Problem to work on
Go through the entries below and write each one out exactly.

Dataset content

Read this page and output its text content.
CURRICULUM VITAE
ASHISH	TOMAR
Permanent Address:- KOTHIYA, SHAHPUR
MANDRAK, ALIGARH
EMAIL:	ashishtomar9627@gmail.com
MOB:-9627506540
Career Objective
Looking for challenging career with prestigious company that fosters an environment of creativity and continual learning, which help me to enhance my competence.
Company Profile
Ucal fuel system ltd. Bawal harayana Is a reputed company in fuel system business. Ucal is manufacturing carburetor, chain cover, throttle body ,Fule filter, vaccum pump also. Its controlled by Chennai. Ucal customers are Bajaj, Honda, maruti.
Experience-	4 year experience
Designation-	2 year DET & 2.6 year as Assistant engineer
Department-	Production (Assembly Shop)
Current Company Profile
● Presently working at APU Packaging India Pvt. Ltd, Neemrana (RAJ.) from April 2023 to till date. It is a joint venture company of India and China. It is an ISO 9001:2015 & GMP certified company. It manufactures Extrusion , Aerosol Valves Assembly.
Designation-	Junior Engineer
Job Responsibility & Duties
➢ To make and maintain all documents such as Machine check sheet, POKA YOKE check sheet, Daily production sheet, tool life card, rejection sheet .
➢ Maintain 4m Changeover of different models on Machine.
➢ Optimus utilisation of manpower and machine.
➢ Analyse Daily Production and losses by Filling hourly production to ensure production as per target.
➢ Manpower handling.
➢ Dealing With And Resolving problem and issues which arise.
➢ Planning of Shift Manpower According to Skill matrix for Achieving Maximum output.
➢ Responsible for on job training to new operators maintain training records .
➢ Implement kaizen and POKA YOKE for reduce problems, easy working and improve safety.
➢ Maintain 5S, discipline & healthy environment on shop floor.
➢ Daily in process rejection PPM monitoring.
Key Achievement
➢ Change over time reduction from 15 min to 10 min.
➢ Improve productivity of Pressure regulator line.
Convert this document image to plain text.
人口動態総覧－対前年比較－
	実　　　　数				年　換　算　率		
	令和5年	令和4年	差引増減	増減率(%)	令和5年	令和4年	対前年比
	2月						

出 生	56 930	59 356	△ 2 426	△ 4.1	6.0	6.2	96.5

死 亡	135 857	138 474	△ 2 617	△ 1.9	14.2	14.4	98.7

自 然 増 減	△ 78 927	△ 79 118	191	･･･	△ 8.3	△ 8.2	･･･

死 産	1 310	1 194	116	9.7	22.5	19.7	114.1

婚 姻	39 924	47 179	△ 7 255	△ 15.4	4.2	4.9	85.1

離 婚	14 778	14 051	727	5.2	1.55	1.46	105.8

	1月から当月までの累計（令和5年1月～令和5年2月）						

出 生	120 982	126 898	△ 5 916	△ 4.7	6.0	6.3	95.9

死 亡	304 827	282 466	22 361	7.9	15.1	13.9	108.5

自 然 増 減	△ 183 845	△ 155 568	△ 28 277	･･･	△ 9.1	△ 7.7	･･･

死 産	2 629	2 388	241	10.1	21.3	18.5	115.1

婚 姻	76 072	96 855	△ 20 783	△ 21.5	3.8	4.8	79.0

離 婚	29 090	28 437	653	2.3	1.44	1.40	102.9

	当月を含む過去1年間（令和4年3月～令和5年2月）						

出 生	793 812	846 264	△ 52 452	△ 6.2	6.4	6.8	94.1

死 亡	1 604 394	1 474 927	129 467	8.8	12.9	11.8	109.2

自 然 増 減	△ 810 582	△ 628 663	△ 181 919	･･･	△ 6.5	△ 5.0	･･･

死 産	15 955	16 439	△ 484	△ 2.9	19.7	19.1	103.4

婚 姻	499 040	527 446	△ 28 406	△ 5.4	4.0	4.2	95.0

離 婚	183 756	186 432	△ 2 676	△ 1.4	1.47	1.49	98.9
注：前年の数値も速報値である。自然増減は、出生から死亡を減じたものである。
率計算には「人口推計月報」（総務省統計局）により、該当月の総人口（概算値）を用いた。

Solution to the exercise
Read this page and output its text content.
CURRICULUM VITAE
ASHISH	TOMAR
Permanent Address:- KOTHIYA, SHAHPUR
MANDRAK, ALIGARH
EMAIL:	ashishtomar9627@gmail.com
MOB:-9627506540
Career Objective
Looking for challenging career with prestigious company that fosters an environment of creativity and continual learning, which help me to enhance my competence.
Company Profile
Ucal fuel system ltd. Bawal harayana Is a reputed company in fuel system business. Ucal is manufacturing carburetor, chain cover, throttle body ,Fule filter, vaccum pump also. Its controlled by Chennai. Ucal customers are Bajaj, Honda, maruti.
Experience-	4 year experience
Designation-	2 year DET & 2.6 year as Assistant engineer
Department-	Production (Assembly Shop)
Current Company Profile
● Presently working at APU Packaging India Pvt. Ltd, Neemrana (RAJ.) from April 2023 to till date. It is a joint venture company of India and China. It is an ISO 9001:2015 & GMP certified company. It manufactures Extrusion , Aerosol Valves Assembly.
Designation-	Junior Engineer
Job Responsibility & Duties
➢ To make and maintain all documents such as Machine check sheet, POKA YOKE check sheet, Daily production sheet, tool life card, rejection sheet .
➢ Maintain 4m Changeover of different models on Machine.
➢ Optimus utilisation of manpower and machine.
➢ Analyse Daily Production and losses by Filling hourly production to ensure production as per target.
➢ Manpower handling.
➢ Dealing With And Resolving problem and issues which arise.
➢ Planning of Shift Manpower According to Skill matrix for Achieving Maximum output.
➢ Responsible for on job training to new operators maintain training records .
➢ Implement kaizen and POKA YOKE for reduce problems, easy working and improve safety.
➢ Maintain 5S, discipline & healthy environment on shop floor.
➢ Daily in process rejection PPM monitoring.
Key Achievement
➢ Change over time reduction from 15 min to 10 min.
➢ Improve productivity of Pressure regulator line.
Convert this document image to plain text.
人口動態総覧－対前年比較－
	実　　　　数				年　換　算　率		
	令和5年	令和4年	差引増減	増減率(%)	令和5年	令和4年	対前年比
	2月						

出 生	56 930	59 356	△ 2 426	△ 4.1	6.0	6.2	96.5

死 亡	135 857	138 474	△ 2 617	△ 1.9	14.2	14.4	98.7

自 然 増 減	△ 78 927	△ 79 118	191	･･･	△ 8.3	△ 8.2	･･･

死 産	1 310	1 194	116	9.7	22.5	19.7	114.1

婚 姻	39 924	47 179	△ 7 255	△ 15.4	4.2	4.9	85.1

離 婚	14 778	14 051	727	5.2	1.55	1.46	105.8

	1月から当月までの累計（令和5年1月～令和5年2月）						

出 生	120 982	126 898	△ 5 916	△ 4.7	6.0	6.3	95.9

死 亡	304 827	282 466	22 361	7.9	15.1	13.9	108.5

自 然 増 減	△ 183 845	△ 155 568	△ 28 277	･･･	△ 9.1	△ 7.7	･･･

死 産	2 629	2 388	241	10.1	21.3	18.5	115.1

婚 姻	76 072	96 855	△ 20 783	△ 21.5	3.8	4.8	79.0

離 婚	29 090	28 437	653	2.3	1.44	1.40	102.9

	当月を含む過去1年間（令和4年3月～令和5年2月）						

出 生	793 812	846 264	△ 52 452	△ 6.2	6.4	6.8	94.1

死 亡	1 604 394	1 474 927	129 467	8.8	12.9	11.8	109.2

自 然 増 減	△ 810 582	△ 628 663	△ 181 919	･･･	△ 6.5	△ 5.0	･･･

死 産	15 955	16 439	△ 484	△ 2.9	19.7	19.1	103.4

婚 姻	499 040	527 446	△ 28 406	△ 5.4	4.0	4.2	95.0

離 婚	183 756	186 432	△ 2 676	△ 1.4	1.47	1.49	98.9
注：前年の数値も速報値である。自然増減は、出生から死亡を減じたものである。
率計算には「人口推計月報」（総務省統計局）により、該当月の総人口（概算値）を用いた。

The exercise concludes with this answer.